TESTO DI PARTENZA:
+-------+
Ciò che colpisce è che entrambe le formule hanno poco o punto a che fare con il modo in cui funziona l’Ue. Quest’ultima è da tempo un’organizzazione differenziata. Una differenziazione che riguarda le prospettiva e non solo i tempi dell’integrazione (contrariamente a ciò che assume la formula delle più velocità), ma che tuttavia non consiste nella variabilità di combinazioni diverse di Paesi per ogni politica europea (contrariamente a ciò che auspica la formula dei clubs). Se si capisce come è differenziata l’Ue, sarà allora più facile liberarci dalla tirannia delle formule ambigue e delle loro ambigue interpretazioni. L’Ue ha due tipi di differenziazione che sono rilevanti per questa discussione.

Il primo tipo di differenziazione riguarda la partecipazione a regimi di politiche pubbliche. Degli attuali 28 Stati membri dell’Ue, solamente 19 fanno parte dell’Eurozona; solamente 22 Stati fanno parte dell’Area di Schengen; solamente 23 fanno parte dello Spazio di Libertà, Sicurezza e Giustizia. Attraverso la clausola dell’autoesclusione (o dell’opt-out), è stato consentito ad alcuni Paesi di non partecipare all’uno o all’altro di questi regimi di policy, in cambio del loro impegno a non ostacolarne la realizzazione.

Il secondo tipo di differenziazione concerne invece la partecipazione a specifici regimi istituzionali, come le Convenzioni tra Stati (all’interno dell’ordine legale dell’Ue) oppure i Trattati intergovernativi (esterni a quell’ordine). Per quanto riguarda il primo caso, ad esempio, solamente 14 Paesi hanno sottoscritto la Convenzione di Prum per combattere il terrorismo e la criminalità transnazionale oppure solamente 17 Paesi partecipano alla cooperazione rafforzata per uniformare la legislazione sul divorzio e la separazione legale. Per quanto riguarda il secondo caso, ad esempio, solamente i 19 Paesi dell’Eurozona hanno sottoscritto il Trattato del Meccanismo Unico di Stabilità, mentre il Fiscal Compact non fu sottoscritto dal Regno Unito e per molto tempo neppure dalla Repubblica Ceca. Inoltre, ma questo è un caso a sua volta diverso dagli altri, la Polonia e il Regno Unito non hanno mai sottoscritto la Carta dei Diritti Fondamentali, che costituisce uno dei tre Trattati che costituiscono il Trattato di Lisbona.
+-------+
VOCI FORNITE:
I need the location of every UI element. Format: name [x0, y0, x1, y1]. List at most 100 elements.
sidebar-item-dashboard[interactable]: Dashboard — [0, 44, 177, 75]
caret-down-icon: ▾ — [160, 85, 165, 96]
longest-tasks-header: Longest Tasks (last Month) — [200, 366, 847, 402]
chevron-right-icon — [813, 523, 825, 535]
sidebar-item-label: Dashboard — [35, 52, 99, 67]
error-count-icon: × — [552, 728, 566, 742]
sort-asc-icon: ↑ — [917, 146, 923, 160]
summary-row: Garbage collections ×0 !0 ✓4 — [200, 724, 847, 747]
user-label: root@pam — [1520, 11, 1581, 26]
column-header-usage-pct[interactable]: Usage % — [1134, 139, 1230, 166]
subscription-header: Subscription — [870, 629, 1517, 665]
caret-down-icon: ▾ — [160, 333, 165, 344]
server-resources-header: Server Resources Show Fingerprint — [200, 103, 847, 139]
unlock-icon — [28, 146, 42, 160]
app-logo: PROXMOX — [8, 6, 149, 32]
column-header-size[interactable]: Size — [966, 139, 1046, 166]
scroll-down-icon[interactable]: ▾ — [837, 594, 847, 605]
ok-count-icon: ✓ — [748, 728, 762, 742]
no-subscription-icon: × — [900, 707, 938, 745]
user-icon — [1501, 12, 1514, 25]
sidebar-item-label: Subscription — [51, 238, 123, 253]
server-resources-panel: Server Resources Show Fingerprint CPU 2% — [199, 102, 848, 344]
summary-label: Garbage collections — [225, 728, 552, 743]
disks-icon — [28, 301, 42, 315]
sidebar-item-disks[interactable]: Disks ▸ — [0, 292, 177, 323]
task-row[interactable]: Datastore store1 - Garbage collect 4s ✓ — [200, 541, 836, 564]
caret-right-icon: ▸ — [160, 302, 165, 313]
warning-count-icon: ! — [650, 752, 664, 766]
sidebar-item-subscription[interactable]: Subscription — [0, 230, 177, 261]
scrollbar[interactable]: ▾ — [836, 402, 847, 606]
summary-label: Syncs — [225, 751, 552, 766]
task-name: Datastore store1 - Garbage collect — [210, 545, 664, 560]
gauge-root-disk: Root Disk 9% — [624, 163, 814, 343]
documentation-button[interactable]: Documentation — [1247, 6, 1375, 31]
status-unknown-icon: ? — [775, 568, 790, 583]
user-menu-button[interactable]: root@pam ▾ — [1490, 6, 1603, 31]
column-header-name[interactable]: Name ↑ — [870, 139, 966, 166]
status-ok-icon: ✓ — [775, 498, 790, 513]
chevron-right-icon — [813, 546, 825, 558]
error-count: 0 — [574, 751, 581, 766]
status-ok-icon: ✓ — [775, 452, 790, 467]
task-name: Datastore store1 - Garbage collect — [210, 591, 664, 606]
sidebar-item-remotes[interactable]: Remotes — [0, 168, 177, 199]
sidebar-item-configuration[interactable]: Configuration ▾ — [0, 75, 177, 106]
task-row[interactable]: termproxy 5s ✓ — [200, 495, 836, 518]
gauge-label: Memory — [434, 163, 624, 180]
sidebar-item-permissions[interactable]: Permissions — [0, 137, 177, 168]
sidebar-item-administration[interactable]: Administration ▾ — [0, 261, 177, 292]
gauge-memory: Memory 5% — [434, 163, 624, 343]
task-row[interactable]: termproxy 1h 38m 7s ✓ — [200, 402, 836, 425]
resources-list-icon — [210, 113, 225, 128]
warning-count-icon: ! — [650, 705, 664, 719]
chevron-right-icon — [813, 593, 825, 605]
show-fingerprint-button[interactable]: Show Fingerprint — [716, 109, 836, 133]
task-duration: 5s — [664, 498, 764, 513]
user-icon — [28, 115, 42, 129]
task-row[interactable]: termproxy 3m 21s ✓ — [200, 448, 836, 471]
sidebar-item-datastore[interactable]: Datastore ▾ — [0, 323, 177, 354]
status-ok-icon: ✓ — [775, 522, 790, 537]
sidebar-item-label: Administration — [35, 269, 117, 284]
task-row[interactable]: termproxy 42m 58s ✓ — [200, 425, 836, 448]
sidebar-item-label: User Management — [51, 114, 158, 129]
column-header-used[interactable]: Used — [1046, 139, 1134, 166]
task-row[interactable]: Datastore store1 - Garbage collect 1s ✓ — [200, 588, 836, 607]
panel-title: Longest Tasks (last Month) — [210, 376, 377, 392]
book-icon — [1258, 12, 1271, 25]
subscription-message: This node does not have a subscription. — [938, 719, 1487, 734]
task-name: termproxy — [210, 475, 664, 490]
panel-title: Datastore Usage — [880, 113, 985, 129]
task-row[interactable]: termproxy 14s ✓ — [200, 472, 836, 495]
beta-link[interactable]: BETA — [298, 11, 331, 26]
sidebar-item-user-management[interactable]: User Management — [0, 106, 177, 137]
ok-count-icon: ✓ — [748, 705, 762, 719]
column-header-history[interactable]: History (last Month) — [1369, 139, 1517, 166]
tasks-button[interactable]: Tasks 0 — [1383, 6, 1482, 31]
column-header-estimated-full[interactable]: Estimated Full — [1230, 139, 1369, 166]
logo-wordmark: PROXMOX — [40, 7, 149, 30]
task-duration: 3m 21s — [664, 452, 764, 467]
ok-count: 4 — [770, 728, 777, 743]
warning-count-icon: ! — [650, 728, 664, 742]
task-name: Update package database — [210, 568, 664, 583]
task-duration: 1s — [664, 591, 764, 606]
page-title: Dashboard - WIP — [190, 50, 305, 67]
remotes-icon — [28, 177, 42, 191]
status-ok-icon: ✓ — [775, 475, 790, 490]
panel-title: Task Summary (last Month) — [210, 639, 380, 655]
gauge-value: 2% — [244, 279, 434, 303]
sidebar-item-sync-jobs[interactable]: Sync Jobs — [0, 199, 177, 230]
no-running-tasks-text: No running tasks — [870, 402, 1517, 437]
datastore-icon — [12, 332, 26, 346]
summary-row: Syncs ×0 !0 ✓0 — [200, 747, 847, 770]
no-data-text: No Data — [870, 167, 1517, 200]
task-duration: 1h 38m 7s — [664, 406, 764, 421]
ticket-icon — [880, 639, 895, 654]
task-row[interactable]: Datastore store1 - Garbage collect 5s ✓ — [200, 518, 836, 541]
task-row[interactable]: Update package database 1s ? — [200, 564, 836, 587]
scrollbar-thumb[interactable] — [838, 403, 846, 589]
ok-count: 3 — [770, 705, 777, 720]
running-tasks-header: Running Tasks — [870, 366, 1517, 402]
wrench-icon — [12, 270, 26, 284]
+-------+
COMPITI DELL'ESERCIZIO:
(a) Rispondi a queste domande in base al testo di partenza:
(i) Quanti dei 28 Stati membri dell'Ue fanno parte dell'Eurozona?
(ii) Quanti Paesi hanno sottoscritto la Convenzione di Prum?
(iii) Quali due Paesi non hanno mai sottoscritto la Carta dei Diritti Fondamentali?
(b) Riproduci fedelmente le voci, dall'inizio fino alla riga che contiene "sidebar-item-label: Subscription —", inclusa.
Il testo di partenza e le voci sono materiali distinti.

SOLUZIONI DELL'ESERCIZIO:
(a)
(i) 19
(ii) 14
(iii) La Polonia e il Regno Unito

(b)
I need the location of every UI element. Format: name [x0, y0, x1, y1]. List at most 100 elements.
sidebar-item-dashboard[interactable]: Dashboard — [0, 44, 177, 75]
caret-down-icon: ▾ — [160, 85, 165, 96]
longest-tasks-header: Longest Tasks (last Month) — [200, 366, 847, 402]
chevron-right-icon — [813, 523, 825, 535]
sidebar-item-label: Dashboard — [35, 52, 99, 67]
error-count-icon: × — [552, 728, 566, 742]
sort-asc-icon: ↑ — [917, 146, 923, 160]
summary-row: Garbage collections ×0 !0 ✓4 — [200, 724, 847, 747]
user-label: root@pam — [1520, 11, 1581, 26]
column-header-usage-pct[interactable]: Usage % — [1134, 139, 1230, 166]
subscription-header: Subscription — [870, 629, 1517, 665]
caret-down-icon: ▾ — [160, 333, 165, 344]
server-resources-header: Server Resources Show Fingerprint — [200, 103, 847, 139]
unlock-icon — [28, 146, 42, 160]
app-logo: PROXMOX — [8, 6, 149, 32]
column-header-size[interactable]: Size — [966, 139, 1046, 166]
scroll-down-icon[interactable]: ▾ — [837, 594, 847, 605]
ok-count-icon: ✓ — [748, 728, 762, 742]
no-subscription-icon: × — [900, 707, 938, 745]
user-icon — [1501, 12, 1514, 25]
sidebar-item-label: Subscription — [51, 238, 123, 253]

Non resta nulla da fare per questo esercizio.